Extrahierte Einträge:
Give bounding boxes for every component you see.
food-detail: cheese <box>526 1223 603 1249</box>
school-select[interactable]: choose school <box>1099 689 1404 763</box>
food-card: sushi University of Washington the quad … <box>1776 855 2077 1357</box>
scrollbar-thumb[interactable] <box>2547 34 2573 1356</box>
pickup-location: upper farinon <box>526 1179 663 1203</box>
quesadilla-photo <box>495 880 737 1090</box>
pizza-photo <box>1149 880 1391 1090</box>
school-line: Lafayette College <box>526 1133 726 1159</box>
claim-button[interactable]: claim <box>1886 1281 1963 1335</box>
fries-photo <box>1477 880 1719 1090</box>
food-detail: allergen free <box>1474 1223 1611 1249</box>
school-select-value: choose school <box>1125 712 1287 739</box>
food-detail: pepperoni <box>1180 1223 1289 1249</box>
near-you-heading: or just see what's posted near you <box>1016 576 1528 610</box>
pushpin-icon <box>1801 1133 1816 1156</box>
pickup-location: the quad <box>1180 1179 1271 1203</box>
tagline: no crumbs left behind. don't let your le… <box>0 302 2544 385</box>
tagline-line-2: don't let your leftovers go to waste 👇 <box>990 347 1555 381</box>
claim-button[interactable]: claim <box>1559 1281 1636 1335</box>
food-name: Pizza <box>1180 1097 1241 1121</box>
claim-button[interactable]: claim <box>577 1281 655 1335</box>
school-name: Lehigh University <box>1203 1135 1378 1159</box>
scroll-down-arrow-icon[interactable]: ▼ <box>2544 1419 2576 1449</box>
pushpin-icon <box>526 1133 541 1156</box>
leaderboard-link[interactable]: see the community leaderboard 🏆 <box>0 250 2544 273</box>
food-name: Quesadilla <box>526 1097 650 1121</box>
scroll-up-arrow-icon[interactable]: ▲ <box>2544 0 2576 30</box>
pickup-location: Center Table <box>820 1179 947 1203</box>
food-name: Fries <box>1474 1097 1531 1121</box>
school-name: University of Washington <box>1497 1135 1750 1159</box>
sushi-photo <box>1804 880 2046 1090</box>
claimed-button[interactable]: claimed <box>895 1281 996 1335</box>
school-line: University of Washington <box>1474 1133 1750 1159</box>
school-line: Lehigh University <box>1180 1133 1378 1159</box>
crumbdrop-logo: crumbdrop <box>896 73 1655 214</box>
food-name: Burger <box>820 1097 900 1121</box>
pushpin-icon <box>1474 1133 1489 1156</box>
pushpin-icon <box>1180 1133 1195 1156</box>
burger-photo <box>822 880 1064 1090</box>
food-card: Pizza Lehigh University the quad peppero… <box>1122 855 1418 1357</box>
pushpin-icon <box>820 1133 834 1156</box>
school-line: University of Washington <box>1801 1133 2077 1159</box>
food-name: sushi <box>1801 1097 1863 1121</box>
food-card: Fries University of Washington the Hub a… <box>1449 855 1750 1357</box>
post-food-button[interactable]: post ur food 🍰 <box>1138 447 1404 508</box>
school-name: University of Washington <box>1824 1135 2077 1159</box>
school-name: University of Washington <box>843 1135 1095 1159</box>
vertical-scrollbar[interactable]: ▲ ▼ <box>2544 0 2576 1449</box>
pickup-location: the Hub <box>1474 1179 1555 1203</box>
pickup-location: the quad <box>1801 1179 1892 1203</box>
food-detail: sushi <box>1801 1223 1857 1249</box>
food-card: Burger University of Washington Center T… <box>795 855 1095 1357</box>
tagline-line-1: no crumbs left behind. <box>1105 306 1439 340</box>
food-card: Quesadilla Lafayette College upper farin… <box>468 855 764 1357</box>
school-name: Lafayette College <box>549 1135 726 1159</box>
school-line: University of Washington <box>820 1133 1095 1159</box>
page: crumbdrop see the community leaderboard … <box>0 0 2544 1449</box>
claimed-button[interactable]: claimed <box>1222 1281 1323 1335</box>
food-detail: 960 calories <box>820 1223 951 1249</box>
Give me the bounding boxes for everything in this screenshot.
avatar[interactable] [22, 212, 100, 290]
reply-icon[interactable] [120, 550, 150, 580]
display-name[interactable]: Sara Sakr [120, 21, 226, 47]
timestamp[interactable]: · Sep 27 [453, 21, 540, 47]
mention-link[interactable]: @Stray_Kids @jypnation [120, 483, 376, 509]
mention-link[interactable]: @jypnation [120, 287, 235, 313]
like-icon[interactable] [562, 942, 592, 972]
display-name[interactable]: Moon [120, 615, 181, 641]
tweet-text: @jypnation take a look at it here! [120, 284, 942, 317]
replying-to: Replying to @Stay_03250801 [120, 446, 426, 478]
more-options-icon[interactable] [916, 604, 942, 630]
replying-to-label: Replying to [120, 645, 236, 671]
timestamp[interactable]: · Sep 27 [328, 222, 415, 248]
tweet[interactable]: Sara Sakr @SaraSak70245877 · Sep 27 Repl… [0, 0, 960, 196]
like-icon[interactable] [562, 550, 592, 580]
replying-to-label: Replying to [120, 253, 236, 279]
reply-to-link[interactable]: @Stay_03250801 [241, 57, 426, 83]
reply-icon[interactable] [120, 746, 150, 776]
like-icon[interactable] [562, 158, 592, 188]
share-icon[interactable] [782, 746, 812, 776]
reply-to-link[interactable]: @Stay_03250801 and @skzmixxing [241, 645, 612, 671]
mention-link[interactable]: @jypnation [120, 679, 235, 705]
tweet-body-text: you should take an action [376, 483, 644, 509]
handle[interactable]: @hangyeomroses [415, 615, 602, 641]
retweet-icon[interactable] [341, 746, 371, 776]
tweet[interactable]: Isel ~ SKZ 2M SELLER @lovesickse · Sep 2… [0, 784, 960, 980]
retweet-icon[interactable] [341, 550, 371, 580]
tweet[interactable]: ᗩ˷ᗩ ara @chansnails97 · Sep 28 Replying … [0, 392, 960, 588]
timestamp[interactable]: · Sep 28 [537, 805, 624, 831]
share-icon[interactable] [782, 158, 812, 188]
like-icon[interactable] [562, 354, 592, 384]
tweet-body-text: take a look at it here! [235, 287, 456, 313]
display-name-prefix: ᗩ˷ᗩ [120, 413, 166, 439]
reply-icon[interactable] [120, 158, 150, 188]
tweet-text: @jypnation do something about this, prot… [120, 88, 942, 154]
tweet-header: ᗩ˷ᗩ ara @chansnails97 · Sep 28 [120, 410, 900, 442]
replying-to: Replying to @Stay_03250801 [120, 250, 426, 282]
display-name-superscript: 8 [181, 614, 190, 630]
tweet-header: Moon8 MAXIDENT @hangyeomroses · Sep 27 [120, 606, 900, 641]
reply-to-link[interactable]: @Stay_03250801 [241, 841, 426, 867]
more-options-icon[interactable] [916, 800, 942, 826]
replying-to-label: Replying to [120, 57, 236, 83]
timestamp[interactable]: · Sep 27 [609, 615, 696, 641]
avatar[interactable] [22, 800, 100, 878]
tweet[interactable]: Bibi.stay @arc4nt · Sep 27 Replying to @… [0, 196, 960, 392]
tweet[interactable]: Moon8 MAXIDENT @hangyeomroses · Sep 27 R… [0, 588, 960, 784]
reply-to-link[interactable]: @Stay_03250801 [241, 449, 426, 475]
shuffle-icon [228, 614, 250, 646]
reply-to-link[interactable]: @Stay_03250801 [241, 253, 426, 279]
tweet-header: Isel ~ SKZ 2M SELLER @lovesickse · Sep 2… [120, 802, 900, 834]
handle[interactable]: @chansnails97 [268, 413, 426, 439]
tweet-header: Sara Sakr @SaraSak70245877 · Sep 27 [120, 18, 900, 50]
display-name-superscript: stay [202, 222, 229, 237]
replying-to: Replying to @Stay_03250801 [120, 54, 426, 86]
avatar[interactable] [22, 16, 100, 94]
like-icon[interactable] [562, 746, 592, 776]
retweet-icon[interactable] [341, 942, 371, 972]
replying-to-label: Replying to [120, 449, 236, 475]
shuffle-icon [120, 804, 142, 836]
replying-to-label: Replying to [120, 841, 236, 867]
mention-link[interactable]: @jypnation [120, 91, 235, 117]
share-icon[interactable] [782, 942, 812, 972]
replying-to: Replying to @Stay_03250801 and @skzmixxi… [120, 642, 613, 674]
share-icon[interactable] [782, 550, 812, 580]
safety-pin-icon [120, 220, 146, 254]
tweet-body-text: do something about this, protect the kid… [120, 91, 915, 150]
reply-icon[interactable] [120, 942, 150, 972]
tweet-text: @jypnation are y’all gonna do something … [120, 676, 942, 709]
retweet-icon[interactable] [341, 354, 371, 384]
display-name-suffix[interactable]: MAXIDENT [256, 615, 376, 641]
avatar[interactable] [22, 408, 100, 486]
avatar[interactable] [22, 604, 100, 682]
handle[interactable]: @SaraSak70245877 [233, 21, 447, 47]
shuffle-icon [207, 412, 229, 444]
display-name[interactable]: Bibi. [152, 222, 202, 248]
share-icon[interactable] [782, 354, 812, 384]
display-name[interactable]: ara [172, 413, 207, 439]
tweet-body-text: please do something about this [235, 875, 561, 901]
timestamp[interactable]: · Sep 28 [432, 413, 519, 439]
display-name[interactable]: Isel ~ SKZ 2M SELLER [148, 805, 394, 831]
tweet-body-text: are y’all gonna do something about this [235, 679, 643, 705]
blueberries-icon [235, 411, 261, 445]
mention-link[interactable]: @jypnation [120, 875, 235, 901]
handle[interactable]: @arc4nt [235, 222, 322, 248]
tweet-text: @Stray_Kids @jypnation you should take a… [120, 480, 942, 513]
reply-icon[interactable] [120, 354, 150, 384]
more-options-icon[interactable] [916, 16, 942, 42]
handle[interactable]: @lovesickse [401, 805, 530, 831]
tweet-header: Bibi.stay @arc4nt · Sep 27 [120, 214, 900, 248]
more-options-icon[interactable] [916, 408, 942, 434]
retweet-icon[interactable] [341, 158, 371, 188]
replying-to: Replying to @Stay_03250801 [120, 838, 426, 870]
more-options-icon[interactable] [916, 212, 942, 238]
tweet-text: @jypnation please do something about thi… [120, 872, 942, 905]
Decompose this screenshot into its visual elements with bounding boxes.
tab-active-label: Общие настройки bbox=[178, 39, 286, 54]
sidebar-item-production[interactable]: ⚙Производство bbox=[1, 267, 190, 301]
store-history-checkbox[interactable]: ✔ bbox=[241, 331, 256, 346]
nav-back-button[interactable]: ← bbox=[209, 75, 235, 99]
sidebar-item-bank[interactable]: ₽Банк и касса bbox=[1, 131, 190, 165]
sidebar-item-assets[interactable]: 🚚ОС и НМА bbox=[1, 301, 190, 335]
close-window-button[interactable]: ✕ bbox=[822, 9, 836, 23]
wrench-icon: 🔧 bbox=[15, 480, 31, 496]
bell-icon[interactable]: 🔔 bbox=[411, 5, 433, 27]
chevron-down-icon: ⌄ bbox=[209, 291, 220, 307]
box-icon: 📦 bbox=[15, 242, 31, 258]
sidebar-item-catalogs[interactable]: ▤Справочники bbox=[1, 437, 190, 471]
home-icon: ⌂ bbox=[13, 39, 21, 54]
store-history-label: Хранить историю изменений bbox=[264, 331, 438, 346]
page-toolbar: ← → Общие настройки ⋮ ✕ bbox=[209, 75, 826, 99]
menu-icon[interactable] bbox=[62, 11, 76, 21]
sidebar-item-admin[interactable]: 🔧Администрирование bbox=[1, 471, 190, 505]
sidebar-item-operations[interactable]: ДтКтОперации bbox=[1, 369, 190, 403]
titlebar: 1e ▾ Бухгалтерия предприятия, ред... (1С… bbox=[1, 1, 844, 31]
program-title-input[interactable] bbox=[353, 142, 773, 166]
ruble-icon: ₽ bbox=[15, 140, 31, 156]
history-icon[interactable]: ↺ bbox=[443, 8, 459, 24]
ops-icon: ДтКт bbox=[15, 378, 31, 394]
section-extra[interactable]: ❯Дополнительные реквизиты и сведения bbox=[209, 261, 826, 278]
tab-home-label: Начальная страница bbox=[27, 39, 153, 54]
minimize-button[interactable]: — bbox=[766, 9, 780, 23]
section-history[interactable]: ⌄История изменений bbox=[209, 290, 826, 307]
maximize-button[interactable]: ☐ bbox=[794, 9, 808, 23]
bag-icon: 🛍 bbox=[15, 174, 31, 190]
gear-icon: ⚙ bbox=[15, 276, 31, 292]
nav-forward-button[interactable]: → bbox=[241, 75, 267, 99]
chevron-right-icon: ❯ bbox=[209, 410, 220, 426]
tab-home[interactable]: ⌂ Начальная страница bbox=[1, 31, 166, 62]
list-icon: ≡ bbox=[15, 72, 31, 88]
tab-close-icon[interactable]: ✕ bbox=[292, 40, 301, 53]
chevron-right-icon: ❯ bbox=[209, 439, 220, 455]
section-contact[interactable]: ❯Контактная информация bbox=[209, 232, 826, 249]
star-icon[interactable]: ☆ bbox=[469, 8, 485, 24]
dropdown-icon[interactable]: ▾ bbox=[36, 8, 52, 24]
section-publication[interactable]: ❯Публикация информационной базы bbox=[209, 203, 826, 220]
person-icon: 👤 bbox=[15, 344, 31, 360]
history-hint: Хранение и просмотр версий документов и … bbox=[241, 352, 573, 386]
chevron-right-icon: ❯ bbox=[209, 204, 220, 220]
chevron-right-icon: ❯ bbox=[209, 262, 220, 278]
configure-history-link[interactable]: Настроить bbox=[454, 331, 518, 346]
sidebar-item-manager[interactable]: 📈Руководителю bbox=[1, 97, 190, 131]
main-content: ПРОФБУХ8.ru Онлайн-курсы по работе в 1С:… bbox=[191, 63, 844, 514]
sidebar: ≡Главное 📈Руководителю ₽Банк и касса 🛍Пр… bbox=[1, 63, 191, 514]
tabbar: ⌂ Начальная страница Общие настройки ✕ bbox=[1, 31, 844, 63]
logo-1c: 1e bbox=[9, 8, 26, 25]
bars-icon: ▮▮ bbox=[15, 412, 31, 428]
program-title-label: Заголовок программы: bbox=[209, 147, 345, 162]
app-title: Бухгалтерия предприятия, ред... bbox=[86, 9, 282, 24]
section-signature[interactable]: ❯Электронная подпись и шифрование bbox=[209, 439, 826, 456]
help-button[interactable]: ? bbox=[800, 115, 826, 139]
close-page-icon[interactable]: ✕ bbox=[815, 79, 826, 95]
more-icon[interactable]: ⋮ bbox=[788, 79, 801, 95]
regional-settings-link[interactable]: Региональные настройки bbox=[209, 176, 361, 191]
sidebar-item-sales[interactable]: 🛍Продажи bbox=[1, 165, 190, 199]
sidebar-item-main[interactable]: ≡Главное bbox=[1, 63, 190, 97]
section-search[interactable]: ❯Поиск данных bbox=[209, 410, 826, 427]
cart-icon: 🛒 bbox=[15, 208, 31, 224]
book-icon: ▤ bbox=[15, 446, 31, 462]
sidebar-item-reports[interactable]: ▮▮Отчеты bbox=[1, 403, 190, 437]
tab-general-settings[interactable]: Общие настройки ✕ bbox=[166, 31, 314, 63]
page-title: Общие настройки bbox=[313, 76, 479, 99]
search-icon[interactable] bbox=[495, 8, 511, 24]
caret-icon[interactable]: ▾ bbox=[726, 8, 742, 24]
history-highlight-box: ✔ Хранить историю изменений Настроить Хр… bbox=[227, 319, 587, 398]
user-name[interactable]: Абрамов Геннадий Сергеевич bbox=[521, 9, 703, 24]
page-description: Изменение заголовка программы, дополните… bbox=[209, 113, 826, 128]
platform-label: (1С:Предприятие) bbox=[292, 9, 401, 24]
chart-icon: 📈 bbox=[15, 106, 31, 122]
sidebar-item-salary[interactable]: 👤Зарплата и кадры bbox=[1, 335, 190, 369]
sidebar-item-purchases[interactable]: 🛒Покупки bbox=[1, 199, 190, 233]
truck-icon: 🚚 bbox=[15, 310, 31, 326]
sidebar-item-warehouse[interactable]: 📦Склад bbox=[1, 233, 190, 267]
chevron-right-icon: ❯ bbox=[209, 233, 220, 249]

AUFGABE IM DETAIL
Gib nur die Anzahl der Zeilen in den Einträgen oben an, die die Zeichenkette "leaderboard" enthalten.

ANTWORT
2